• _GOAL OF THE EXERCISE_:
Find every line in the records below that contains the word "area", matching case exactly, and copy each of those lines in full.

--- start SOURCE DATA ---

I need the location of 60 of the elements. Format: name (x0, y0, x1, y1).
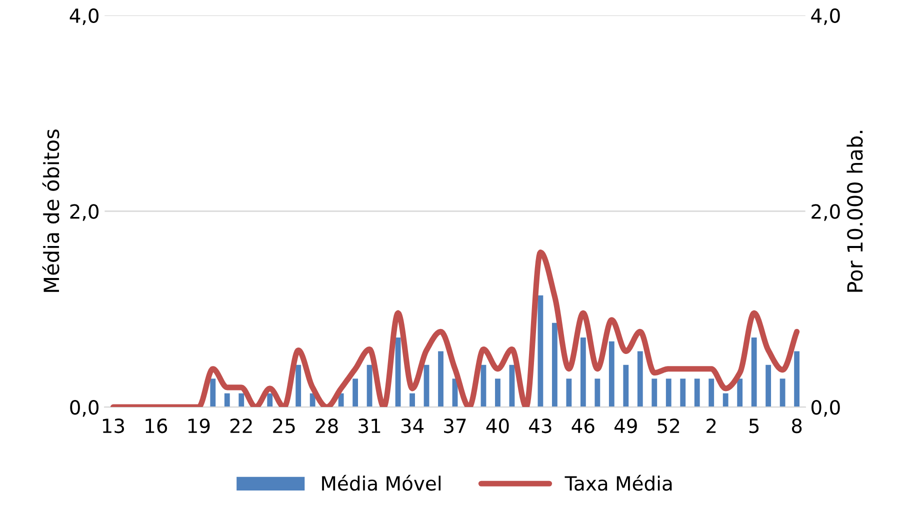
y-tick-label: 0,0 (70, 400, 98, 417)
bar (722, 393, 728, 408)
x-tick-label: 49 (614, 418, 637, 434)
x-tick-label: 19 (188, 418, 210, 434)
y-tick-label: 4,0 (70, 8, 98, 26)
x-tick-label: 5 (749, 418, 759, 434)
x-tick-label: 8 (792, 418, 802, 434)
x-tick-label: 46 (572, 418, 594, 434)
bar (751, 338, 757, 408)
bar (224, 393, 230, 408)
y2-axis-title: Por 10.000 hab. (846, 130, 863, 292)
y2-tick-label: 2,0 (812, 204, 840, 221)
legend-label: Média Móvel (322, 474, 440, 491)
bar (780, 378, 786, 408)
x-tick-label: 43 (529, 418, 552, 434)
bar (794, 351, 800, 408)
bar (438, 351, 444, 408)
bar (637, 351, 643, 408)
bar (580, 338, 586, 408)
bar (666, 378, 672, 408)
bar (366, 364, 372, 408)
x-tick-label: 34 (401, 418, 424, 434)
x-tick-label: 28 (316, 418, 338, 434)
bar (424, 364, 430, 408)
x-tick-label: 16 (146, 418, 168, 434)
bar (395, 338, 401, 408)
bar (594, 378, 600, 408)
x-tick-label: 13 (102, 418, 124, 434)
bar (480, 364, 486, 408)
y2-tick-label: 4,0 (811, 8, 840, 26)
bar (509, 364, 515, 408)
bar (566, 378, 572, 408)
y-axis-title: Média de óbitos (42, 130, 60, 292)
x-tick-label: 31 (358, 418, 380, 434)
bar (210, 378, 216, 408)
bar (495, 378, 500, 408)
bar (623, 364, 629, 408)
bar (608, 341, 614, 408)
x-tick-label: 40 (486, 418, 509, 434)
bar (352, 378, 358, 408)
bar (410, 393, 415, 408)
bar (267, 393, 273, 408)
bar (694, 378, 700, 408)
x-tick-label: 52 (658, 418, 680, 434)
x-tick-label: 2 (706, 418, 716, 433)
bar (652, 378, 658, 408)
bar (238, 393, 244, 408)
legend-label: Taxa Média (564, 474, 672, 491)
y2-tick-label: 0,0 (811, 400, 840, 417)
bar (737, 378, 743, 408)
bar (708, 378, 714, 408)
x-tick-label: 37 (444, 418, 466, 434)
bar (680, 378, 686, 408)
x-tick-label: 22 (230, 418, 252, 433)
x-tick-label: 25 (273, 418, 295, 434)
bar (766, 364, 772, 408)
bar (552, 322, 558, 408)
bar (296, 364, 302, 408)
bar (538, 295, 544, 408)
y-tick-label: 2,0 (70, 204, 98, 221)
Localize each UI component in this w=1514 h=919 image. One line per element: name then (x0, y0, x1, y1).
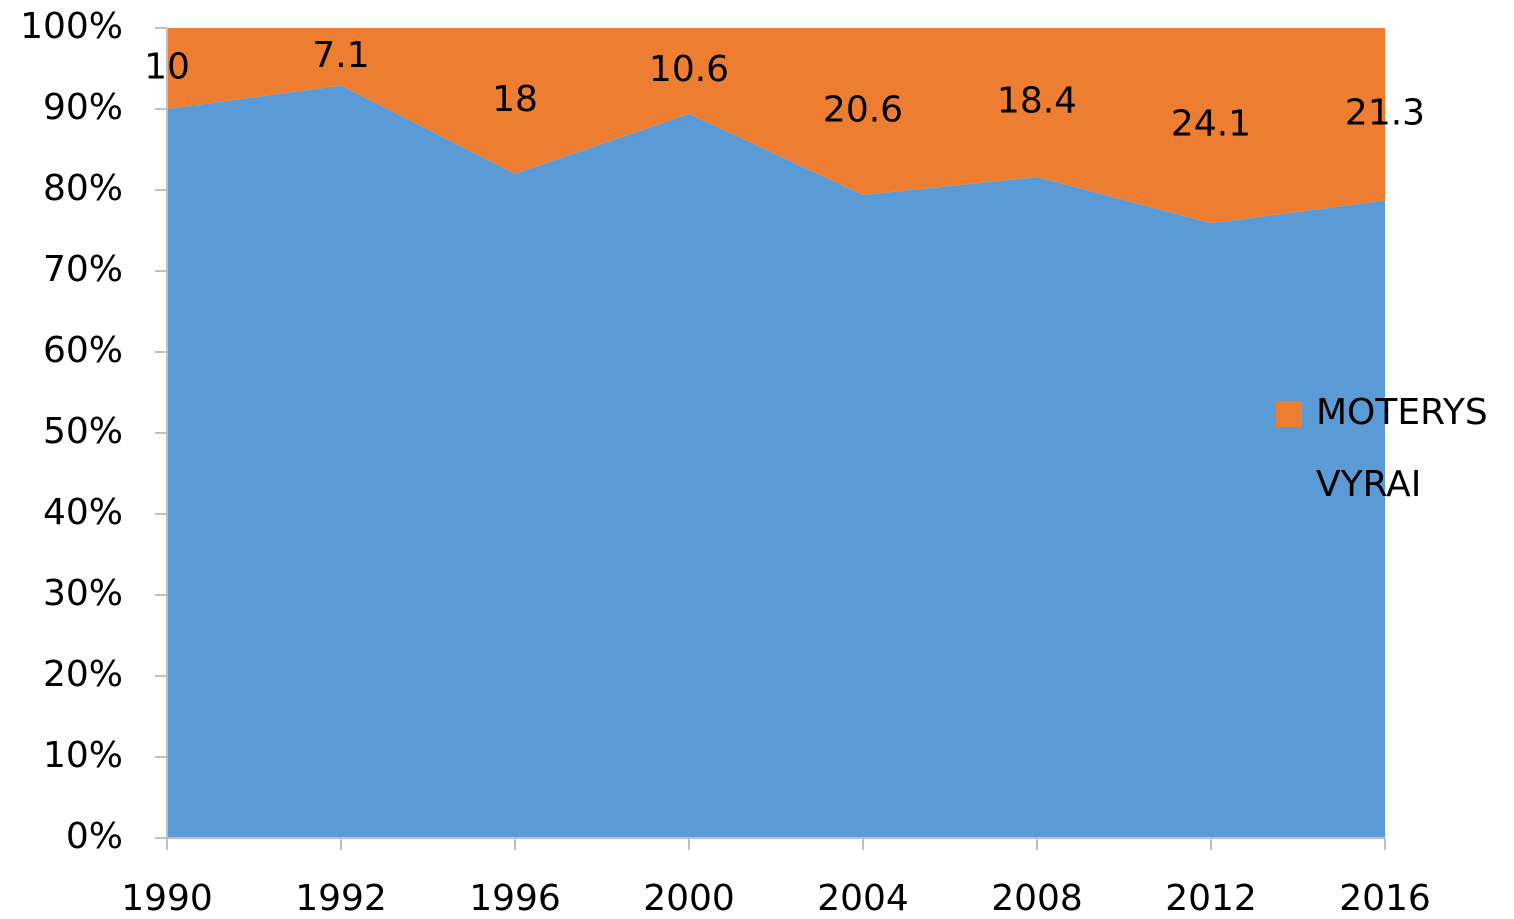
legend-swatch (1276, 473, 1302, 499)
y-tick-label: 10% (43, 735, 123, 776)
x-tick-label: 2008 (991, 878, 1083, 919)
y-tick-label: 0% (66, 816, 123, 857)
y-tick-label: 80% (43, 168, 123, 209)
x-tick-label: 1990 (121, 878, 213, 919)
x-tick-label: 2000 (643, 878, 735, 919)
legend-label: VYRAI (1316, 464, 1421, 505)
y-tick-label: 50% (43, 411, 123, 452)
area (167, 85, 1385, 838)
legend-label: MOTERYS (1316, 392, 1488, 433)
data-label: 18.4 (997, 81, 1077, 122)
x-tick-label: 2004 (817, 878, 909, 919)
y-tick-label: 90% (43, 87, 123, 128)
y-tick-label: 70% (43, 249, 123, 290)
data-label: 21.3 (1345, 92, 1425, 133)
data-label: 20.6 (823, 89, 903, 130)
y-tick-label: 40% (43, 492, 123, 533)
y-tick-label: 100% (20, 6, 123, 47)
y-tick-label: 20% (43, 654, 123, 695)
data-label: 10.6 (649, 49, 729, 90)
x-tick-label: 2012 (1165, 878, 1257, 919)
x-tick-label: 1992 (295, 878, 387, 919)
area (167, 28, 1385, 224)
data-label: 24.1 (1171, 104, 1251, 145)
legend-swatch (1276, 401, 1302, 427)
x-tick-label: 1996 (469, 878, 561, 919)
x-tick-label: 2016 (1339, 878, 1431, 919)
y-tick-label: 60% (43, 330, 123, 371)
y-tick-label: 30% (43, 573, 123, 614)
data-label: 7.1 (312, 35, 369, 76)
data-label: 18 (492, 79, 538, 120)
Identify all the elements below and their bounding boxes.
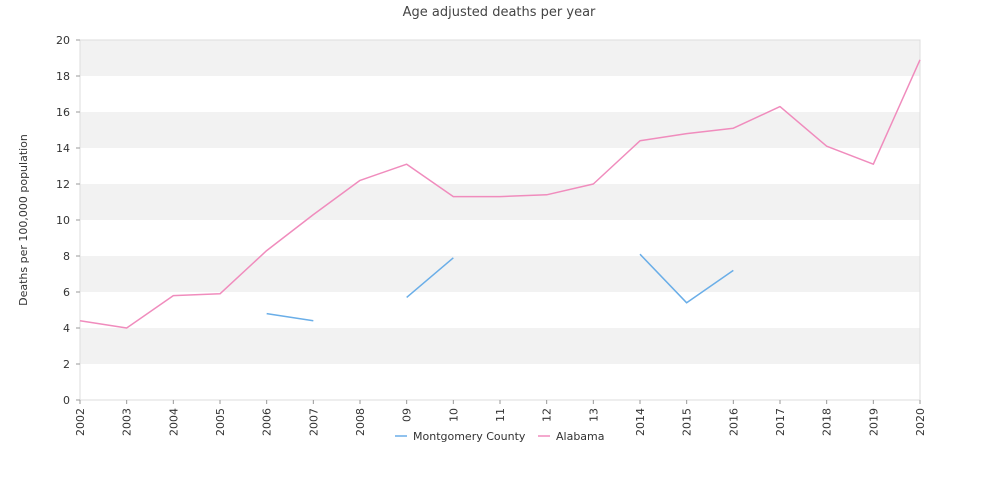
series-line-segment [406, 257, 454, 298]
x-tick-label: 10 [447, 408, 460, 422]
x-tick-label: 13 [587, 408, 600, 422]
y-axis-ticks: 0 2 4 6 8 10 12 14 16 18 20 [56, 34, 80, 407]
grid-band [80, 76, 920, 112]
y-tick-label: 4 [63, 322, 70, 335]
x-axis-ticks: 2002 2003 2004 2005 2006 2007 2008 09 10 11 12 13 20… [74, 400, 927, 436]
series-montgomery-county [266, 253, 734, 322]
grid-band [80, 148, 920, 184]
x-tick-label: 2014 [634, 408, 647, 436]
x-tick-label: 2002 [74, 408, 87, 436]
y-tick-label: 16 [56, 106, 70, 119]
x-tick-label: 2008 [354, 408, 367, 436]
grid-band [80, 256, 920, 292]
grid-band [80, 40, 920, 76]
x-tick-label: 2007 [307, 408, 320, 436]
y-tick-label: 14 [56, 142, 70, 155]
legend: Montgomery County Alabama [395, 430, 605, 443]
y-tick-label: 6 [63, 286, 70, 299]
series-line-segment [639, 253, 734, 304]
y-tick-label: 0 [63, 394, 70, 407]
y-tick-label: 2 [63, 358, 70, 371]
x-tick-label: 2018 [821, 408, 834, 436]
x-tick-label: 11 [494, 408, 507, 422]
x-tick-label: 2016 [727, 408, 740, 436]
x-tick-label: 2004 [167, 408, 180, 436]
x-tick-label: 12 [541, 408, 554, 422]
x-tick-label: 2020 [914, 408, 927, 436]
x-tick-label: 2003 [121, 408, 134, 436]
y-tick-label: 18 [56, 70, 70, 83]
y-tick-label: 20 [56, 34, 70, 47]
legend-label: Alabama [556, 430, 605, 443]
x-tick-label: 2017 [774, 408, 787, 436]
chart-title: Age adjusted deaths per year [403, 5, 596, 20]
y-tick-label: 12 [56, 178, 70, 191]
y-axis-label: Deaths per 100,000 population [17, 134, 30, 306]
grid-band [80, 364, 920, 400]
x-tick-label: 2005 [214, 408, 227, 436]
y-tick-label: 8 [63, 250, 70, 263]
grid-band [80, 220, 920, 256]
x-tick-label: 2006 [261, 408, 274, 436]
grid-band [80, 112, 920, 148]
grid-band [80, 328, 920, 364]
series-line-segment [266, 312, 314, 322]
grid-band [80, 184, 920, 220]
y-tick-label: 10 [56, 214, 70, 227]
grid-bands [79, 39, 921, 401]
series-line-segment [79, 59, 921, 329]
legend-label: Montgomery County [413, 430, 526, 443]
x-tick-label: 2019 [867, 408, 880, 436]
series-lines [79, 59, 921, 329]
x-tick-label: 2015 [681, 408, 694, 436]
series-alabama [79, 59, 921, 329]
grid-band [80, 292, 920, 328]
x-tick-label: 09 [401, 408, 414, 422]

--- end SOURCE DATA ---

• _OUTPUT_:
area (167, 85, 1385, 838)
area (167, 28, 1385, 224)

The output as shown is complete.